## JOB
In the records below, pick out all lines containing the word "Full".
::: SUPPLIED MATERIAL
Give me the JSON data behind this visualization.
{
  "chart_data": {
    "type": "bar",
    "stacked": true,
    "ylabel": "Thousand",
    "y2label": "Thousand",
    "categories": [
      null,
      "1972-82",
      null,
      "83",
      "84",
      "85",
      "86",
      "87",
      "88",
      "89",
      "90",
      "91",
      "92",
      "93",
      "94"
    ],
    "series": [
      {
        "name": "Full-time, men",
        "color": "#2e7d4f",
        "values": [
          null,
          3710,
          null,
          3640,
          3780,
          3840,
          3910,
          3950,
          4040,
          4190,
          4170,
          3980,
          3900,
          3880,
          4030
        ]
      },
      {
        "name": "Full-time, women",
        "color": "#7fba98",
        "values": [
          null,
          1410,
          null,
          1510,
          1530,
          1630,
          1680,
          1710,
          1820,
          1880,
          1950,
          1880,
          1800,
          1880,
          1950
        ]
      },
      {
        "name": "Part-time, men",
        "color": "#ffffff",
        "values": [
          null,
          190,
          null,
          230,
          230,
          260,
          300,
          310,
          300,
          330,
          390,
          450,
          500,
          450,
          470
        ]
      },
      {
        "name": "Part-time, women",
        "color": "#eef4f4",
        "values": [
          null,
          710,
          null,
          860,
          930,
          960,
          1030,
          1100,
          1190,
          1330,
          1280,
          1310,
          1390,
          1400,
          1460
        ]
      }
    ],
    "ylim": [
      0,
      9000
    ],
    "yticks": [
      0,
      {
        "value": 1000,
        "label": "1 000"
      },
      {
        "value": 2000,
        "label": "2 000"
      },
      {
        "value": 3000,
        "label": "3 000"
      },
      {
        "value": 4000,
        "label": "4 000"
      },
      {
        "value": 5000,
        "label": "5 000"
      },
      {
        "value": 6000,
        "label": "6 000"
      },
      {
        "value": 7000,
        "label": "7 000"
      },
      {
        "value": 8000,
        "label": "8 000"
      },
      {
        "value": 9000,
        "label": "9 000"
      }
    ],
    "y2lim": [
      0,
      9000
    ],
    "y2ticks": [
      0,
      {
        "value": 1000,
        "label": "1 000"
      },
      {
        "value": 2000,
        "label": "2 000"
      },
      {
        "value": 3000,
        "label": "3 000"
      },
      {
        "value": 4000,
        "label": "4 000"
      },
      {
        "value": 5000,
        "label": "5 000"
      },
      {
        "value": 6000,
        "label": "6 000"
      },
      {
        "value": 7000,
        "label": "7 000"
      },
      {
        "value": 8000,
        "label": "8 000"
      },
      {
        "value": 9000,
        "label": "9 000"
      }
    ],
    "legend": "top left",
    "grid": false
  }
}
::::::
## OUTPUT BELOW
        "name": "Full-time, men",
        "name": "Full-time, women",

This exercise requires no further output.